_PROBLEM_.
Would you transcribe all of the data exactly, down to the last character?

_ENTRIES PROVIDED_.

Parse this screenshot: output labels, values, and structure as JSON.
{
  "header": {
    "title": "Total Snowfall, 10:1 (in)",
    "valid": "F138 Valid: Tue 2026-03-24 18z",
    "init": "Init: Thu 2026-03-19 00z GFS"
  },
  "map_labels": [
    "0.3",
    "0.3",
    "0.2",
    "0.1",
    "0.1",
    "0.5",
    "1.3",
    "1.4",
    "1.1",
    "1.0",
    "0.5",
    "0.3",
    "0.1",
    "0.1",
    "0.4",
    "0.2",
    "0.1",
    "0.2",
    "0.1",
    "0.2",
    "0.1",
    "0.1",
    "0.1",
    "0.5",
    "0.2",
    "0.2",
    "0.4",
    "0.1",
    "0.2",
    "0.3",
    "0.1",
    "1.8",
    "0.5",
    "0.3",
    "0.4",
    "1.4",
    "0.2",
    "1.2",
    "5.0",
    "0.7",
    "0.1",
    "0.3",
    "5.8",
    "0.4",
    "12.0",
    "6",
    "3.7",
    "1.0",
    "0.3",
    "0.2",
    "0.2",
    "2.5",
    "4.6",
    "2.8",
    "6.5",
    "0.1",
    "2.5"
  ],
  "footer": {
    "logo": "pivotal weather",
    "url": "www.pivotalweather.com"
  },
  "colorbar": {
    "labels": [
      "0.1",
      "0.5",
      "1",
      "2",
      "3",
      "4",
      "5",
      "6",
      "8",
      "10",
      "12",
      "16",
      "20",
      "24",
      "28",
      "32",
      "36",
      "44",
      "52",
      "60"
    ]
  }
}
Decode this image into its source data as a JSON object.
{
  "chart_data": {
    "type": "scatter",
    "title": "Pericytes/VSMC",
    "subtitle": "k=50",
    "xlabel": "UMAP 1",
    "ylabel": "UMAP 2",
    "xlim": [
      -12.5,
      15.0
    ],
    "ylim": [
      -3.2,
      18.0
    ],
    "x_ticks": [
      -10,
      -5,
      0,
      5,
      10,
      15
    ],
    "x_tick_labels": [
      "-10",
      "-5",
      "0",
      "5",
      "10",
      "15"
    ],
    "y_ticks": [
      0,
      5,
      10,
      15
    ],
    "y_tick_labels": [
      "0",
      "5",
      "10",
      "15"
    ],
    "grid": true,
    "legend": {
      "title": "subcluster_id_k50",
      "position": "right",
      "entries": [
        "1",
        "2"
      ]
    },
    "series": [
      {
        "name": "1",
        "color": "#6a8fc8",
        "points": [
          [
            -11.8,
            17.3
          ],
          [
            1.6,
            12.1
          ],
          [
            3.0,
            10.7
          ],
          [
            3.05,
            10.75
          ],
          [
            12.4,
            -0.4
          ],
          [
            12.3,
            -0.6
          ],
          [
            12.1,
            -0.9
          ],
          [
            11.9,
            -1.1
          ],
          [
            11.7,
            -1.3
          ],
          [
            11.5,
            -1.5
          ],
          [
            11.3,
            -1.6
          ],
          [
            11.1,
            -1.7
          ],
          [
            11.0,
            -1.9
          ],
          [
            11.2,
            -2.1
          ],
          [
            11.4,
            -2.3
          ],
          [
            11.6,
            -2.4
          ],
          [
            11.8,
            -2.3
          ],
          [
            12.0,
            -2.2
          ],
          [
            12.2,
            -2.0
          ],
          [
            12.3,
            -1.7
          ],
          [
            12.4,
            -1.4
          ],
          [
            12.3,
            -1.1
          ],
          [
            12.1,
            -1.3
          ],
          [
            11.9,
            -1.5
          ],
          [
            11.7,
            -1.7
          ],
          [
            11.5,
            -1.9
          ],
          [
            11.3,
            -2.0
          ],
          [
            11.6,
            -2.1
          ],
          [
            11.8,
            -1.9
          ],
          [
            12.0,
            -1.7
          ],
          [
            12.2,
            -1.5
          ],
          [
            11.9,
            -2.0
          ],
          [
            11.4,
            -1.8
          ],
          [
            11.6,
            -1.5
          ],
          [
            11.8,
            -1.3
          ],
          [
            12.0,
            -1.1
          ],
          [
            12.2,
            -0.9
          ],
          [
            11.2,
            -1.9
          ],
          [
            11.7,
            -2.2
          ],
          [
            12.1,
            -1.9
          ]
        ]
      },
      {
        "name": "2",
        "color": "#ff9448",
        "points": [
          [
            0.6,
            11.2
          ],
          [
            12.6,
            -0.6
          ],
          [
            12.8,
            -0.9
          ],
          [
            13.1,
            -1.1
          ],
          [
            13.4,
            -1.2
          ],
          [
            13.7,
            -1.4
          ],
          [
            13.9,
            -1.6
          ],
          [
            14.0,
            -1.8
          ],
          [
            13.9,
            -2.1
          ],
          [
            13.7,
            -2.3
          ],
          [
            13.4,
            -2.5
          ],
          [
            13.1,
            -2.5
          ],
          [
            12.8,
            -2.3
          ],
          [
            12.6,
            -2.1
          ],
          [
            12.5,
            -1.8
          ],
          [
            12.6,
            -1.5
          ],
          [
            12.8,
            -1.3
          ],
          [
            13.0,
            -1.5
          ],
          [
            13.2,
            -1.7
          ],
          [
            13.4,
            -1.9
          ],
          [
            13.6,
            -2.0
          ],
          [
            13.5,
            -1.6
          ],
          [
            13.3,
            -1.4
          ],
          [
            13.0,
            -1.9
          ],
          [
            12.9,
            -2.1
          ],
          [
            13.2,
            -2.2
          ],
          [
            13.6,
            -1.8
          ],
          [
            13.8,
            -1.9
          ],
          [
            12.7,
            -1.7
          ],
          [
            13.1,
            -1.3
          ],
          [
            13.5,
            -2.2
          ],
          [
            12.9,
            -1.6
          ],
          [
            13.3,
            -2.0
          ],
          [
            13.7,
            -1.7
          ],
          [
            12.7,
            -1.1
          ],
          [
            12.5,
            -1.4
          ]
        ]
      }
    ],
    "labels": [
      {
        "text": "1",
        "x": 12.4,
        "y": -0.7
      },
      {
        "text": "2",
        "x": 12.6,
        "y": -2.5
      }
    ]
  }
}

_RESULT OF THE TASK_.
Parse this screenshot: output labels, values, and structure as JSON.
{
  "header": {
    "title": "Total Snowfall, 10:1 (in)",
    "valid": "F138 Valid: Tue 2026-03-24 18z",
    "init": "Init: Thu 2026-03-19 00z GFS"
  },
  "map_labels": [
    "0.3",
    "0.3",
    "0.2",
    "0.1",
    "0.1",
    "0.5",
    "1.3",
    "1.4",
    "1.1",
    "1.0",
    "0.5",
    "0.3",
    "0.1",
    "0.1",
    "0.4",
    "0.2",
    "0.1",
    "0.2",
    "0.1",
    "0.2",
    "0.1",
    "0.1",
    "0.1",
    "0.5",
    "0.2",
    "0.2",
    "0.4",
    "0.1",
    "0.2",
    "0.3",
    "0.1",
    "1.8",
    "0.5",
    "0.3",
    "0.4",
    "1.4",
    "0.2",
    "1.2",
    "5.0",
    "0.7",
    "0.1",
    "0.3",
    "5.8",
    "0.4",
    "12.0",
    "6",
    "3.7",
    "1.0",
    "0.3",
    "0.2",
    "0.2",
    "2.5",
    "4.6",
    "2.8",
    "6.5",
    "0.1",
    "2.5"
  ],
  "footer": {
    "logo": "pivotal weather",
    "url": "www.pivotalweather.com"
  },
  "colorbar": {
    "labels": [
      "0.1",
      "0.5",
      "1",
      "2",
      "3",
      "4",
      "5",
      "6",
      "8",
      "10",
      "12",
      "16",
      "20",
      "24",
      "28",
      "32",
      "36",
      "44",
      "52",
      "60"
    ]
  }
}
Decode this image into its source data as a JSON object.
{
  "chart_data": {
    "type": "scatter",
    "title": "Pericytes/VSMC",
    "subtitle": "k=50",
    "xlabel": "UMAP 1",
    "ylabel": "UMAP 2",
    "xlim": [
      -12.5,
      15.0
    ],
    "ylim": [
      -3.2,
      18.0
    ],
    "x_ticks": [
      -10,
      -5,
      0,
      5,
      10,
      15
    ],
    "x_tick_labels": [
      "-10",
      "-5",
      "0",
      "5",
      "10",
      "15"
    ],
    "y_ticks": [
      0,
      5,
      10,
      15
    ],
    "y_tick_labels": [
      "0",
      "5",
      "10",
      "15"
    ],
    "grid": true,
    "legend": {
      "title": "subcluster_id_k50",
      "position": "right",
      "entries": [
        "1",
        "2"
      ]
    },
    "series": [
      {
        "name": "1",
        "color": "#6a8fc8",
        "points": [
          [
            -11.8,
            17.3
          ],
          [
            1.6,
            12.1
          ],
          [
            3.0,
            10.7
          ],
          [
            3.05,
            10.75
          ],
          [
            12.4,
            -0.4
          ],
          [
            12.3,
            -0.6
          ],
          [
            12.1,
            -0.9
          ],
          [
            11.9,
            -1.1
          ],
          [
            11.7,
            -1.3
          ],
          [
            11.5,
            -1.5
          ],
          [
            11.3,
            -1.6
          ],
          [
            11.1,
            -1.7
          ],
          [
            11.0,
            -1.9
          ],
          [
            11.2,
            -2.1
          ],
          [
            11.4,
            -2.3
          ],
          [
            11.6,
            -2.4
          ],
          [
            11.8,
            -2.3
          ],
          [
            12.0,
            -2.2
          ],
          [
            12.2,
            -2.0
          ],
          [
            12.3,
            -1.7
          ],
          [
            12.4,
            -1.4
          ],
          [
            12.3,
            -1.1
          ],
          [
            12.1,
            -1.3
          ],
          [
            11.9,
            -1.5
          ],
          [
            11.7,
            -1.7
          ],
          [
            11.5,
            -1.9
          ],
          [
            11.3,
            -2.0
          ],
          [
            11.6,
            -2.1
          ],
          [
            11.8,
            -1.9
          ],
          [
            12.0,
            -1.7
          ],
          [
            12.2,
            -1.5
          ],
          [
            11.9,
            -2.0
          ],
          [
            11.4,
            -1.8
          ],
          [
            11.6,
            -1.5
          ],
          [
            11.8,
            -1.3
          ],
          [
            12.0,
            -1.1
          ],
          [
            12.2,
            -0.9
          ],
          [
            11.2,
            -1.9
          ],
          [
            11.7,
            -2.2
          ],
          [
            12.1,
            -1.9
          ]
        ]
      },
      {
        "name": "2",
        "color": "#ff9448",
        "points": [
          [
            0.6,
            11.2
          ],
          [
            12.6,
            -0.6
          ],
          [
            12.8,
            -0.9
          ],
          [
            13.1,
            -1.1
          ],
          [
            13.4,
            -1.2
          ],
          [
            13.7,
            -1.4
          ],
          [
            13.9,
            -1.6
          ],
          [
            14.0,
            -1.8
          ],
          [
            13.9,
            -2.1
          ],
          [
            13.7,
            -2.3
          ],
          [
            13.4,
            -2.5
          ],
          [
            13.1,
            -2.5
          ],
          [
            12.8,
            -2.3
          ],
          [
            12.6,
            -2.1
          ],
          [
            12.5,
            -1.8
          ],
          [
            12.6,
            -1.5
          ],
          [
            12.8,
            -1.3
          ],
          [
            13.0,
            -1.5
          ],
          [
            13.2,
            -1.7
          ],
          [
            13.4,
            -1.9
          ],
          [
            13.6,
            -2.0
          ],
          [
            13.5,
            -1.6
          ],
          [
            13.3,
            -1.4
          ],
          [
            13.0,
            -1.9
          ],
          [
            12.9,
            -2.1
          ],
          [
            13.2,
            -2.2
          ],
          [
            13.6,
            -1.8
          ],
          [
            13.8,
            -1.9
          ],
          [
            12.7,
            -1.7
          ],
          [
            13.1,
            -1.3
          ],
          [
            13.5,
            -2.2
          ],
          [
            12.9,
            -1.6
          ],
          [
            13.3,
            -2.0
          ],
          [
            13.7,
            -1.7
          ],
          [
            12.7,
            -1.1
          ],
          [
            12.5,
            -1.4
          ]
        ]
      }
    ],
    "labels": [
      {
        "text": "1",
        "x": 12.4,
        "y": -0.7
      },
      {
        "text": "2",
        "x": 12.6,
        "y": -2.5
      }
    ]
  }
}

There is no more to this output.